_GIVEN PROBLEM_
Each record below should appear again exactly as written.

_SUPPLIED INFORMATION_
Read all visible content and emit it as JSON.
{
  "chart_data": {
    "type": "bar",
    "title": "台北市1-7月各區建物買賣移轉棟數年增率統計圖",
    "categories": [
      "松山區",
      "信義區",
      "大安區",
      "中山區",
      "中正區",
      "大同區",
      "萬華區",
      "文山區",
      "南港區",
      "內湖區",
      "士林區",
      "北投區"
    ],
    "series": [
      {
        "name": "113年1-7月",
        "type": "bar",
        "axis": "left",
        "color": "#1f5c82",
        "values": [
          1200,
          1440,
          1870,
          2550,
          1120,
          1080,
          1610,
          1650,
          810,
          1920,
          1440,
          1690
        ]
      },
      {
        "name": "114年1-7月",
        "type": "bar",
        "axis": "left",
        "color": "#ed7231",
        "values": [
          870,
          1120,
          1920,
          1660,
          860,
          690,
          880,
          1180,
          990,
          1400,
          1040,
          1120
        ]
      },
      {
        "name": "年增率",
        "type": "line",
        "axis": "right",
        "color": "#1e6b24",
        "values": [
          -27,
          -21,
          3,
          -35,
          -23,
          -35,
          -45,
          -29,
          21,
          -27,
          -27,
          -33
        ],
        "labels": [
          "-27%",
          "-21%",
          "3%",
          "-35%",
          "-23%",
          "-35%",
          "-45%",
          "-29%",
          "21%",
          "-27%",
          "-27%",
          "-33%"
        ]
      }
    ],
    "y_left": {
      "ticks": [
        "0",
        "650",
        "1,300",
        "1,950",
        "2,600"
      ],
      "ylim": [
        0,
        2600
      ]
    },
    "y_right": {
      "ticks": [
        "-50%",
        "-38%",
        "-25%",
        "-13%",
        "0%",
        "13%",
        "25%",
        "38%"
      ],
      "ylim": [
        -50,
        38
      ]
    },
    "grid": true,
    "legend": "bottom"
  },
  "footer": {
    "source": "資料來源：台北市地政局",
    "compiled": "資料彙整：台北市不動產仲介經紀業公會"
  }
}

_PROBLEM SOLUTION_
Read all visible content and emit it as JSON.
{
  "chart_data": {
    "type": "bar",
    "title": "台北市1-7月各區建物買賣移轉棟數年增率統計圖",
    "categories": [
      "松山區",
      "信義區",
      "大安區",
      "中山區",
      "中正區",
      "大同區",
      "萬華區",
      "文山區",
      "南港區",
      "內湖區",
      "士林區",
      "北投區"
    ],
    "series": [
      {
        "name": "113年1-7月",
        "type": "bar",
        "axis": "left",
        "color": "#1f5c82",
        "values": [
          1200,
          1440,
          1870,
          2550,
          1120,
          1080,
          1610,
          1650,
          810,
          1920,
          1440,
          1690
        ]
      },
      {
        "name": "114年1-7月",
        "type": "bar",
        "axis": "left",
        "color": "#ed7231",
        "values": [
          870,
          1120,
          1920,
          1660,
          860,
          690,
          880,
          1180,
          990,
          1400,
          1040,
          1120
        ]
      },
      {
        "name": "年增率",
        "type": "line",
        "axis": "right",
        "color": "#1e6b24",
        "values": [
          -27,
          -21,
          3,
          -35,
          -23,
          -35,
          -45,
          -29,
          21,
          -27,
          -27,
          -33
        ],
        "labels": [
          "-27%",
          "-21%",
          "3%",
          "-35%",
          "-23%",
          "-35%",
          "-45%",
          "-29%",
          "21%",
          "-27%",
          "-27%",
          "-33%"
        ]
      }
    ],
    "y_left": {
      "ticks": [
        "0",
        "650",
        "1,300",
        "1,950",
        "2,600"
      ],
      "ylim": [
        0,
        2600
      ]
    },
    "y_right": {
      "ticks": [
        "-50%",
        "-38%",
        "-25%",
        "-13%",
        "0%",
        "13%",
        "25%",
        "38%"
      ],
      "ylim": [
        -50,
        38
      ]
    },
    "grid": true,
    "legend": "bottom"
  },
  "footer": {
    "source": "資料來源：台北市地政局",
    "compiled": "資料彙整：台北市不動產仲介經紀業公會"
  }
}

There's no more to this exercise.